> _SHORT PROBLEM_:
Look through the data below and say how many of its lines contain "dice", adding nothing else.

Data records
%%
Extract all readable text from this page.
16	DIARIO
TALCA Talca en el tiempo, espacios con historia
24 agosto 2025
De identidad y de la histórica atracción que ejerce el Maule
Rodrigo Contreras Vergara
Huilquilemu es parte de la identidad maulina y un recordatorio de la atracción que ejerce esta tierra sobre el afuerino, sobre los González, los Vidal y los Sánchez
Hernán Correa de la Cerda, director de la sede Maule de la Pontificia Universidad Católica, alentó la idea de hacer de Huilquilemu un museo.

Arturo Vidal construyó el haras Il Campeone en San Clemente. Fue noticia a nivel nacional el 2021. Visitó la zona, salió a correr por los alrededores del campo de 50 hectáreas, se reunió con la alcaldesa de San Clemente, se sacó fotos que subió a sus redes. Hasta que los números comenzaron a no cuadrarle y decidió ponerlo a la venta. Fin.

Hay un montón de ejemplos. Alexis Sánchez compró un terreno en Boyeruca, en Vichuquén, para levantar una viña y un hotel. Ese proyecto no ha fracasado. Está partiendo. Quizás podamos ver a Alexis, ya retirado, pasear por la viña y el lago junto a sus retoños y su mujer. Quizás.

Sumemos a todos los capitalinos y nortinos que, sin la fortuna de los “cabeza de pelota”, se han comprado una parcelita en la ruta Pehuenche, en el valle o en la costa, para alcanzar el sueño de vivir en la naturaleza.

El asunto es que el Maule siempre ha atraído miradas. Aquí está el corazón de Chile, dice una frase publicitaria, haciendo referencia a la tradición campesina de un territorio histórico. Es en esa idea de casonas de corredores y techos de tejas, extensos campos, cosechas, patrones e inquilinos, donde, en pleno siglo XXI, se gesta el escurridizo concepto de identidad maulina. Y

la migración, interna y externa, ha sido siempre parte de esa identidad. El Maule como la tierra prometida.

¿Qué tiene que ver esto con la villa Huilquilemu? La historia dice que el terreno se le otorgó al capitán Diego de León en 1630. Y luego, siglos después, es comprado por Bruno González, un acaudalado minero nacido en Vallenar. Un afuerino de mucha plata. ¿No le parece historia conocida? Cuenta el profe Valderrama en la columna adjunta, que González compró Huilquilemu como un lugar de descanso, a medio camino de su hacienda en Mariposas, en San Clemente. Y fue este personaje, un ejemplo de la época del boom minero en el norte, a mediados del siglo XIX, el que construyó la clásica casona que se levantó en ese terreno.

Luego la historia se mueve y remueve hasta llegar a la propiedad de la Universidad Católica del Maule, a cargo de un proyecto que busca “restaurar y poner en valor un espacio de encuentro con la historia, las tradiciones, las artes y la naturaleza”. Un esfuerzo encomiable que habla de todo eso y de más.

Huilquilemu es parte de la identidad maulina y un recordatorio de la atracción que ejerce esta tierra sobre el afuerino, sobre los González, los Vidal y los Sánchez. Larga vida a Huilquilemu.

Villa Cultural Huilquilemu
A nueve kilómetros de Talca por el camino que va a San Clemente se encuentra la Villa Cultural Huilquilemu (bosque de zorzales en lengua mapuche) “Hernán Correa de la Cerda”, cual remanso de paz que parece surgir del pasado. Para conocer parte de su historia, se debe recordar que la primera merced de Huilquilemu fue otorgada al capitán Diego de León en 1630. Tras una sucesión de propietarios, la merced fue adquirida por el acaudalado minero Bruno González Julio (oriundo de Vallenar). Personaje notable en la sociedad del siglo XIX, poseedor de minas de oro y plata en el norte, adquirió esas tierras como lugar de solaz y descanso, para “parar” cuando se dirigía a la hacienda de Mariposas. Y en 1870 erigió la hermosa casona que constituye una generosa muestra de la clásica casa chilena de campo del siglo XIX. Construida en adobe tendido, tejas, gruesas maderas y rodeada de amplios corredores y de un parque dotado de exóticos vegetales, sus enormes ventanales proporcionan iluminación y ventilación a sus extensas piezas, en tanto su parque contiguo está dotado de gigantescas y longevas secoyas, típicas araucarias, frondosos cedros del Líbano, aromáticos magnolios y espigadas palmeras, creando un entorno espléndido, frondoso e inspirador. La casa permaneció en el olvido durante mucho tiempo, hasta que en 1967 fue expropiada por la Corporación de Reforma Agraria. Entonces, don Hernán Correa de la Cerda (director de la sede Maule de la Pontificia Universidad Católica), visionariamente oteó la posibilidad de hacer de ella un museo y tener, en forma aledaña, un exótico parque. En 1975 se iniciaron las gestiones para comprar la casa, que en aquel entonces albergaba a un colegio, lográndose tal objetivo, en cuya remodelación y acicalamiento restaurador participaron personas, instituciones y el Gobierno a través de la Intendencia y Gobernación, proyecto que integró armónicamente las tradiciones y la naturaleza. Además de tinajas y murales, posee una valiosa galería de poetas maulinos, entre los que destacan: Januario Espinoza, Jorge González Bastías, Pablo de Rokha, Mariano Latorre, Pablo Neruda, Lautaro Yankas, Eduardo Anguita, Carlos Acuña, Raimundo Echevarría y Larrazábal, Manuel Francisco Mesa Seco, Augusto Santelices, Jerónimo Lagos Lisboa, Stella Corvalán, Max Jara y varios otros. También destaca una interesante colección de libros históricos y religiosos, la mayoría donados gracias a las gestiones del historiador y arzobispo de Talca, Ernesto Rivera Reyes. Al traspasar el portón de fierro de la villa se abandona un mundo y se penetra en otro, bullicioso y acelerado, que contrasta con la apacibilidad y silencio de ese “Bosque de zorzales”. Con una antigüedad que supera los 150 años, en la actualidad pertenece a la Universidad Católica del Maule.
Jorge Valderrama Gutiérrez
%%
> _COMPLETE ANSWER_:
2